Records:
********
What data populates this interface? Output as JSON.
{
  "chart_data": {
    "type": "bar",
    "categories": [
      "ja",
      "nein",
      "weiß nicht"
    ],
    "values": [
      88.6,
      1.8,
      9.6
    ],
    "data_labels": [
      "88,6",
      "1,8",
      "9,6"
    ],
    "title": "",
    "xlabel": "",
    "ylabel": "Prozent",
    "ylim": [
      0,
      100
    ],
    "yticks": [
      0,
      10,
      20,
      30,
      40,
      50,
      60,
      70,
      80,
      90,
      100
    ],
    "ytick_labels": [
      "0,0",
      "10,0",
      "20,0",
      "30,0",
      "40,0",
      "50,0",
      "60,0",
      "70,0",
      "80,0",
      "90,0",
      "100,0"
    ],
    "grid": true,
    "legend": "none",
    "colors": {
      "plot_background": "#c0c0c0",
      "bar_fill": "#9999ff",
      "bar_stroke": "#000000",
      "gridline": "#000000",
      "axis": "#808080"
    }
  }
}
********
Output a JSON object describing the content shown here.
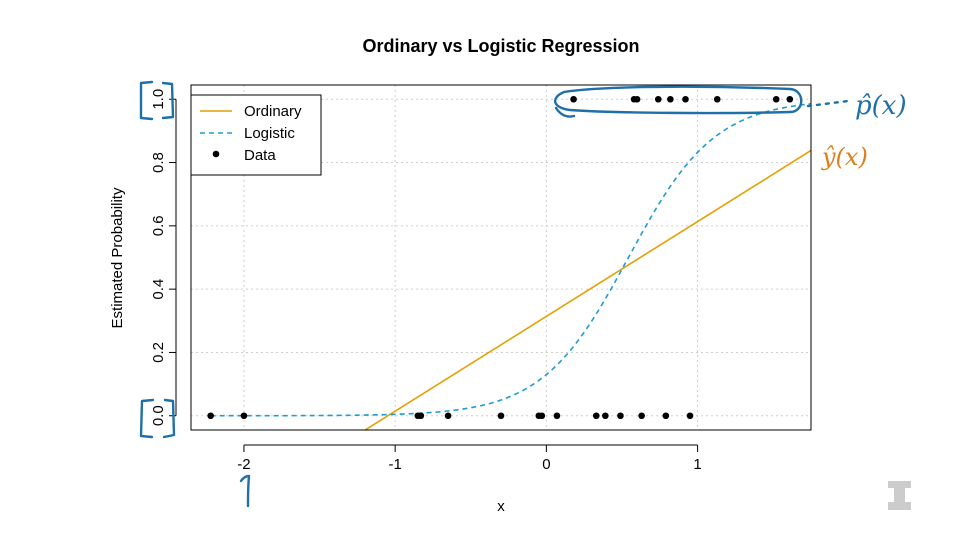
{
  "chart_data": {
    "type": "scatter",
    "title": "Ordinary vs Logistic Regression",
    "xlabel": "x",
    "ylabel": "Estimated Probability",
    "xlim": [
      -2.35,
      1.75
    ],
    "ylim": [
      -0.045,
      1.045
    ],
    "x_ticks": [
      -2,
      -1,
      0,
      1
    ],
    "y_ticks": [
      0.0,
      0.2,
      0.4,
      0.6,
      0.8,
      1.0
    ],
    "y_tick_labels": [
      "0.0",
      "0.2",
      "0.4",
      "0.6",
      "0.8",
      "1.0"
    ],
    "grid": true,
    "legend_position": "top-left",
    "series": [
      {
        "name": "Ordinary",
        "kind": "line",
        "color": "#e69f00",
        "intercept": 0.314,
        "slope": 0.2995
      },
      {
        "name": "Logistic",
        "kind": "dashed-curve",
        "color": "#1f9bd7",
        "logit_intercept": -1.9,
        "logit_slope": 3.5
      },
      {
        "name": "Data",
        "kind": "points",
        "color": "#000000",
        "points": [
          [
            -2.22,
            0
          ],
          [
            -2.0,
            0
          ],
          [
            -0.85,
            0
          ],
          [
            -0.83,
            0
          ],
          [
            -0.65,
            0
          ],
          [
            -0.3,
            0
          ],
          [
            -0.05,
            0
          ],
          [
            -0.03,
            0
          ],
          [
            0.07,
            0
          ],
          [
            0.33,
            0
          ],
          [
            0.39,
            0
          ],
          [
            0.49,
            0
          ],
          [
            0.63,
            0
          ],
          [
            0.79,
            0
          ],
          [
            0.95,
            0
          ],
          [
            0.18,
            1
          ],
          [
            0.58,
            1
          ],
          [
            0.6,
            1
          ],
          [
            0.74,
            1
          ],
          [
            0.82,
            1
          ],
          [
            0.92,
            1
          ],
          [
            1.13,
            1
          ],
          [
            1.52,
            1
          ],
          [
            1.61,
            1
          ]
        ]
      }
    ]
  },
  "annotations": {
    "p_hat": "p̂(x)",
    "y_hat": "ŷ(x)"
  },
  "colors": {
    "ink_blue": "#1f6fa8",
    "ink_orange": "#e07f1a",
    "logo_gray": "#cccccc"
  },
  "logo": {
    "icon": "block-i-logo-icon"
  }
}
********
To be done: Write out every line of the listing that holds the word "kind".

Exercise result:
        "kind": "line",
        "kind": "dashed-curve",
        "kind": "points",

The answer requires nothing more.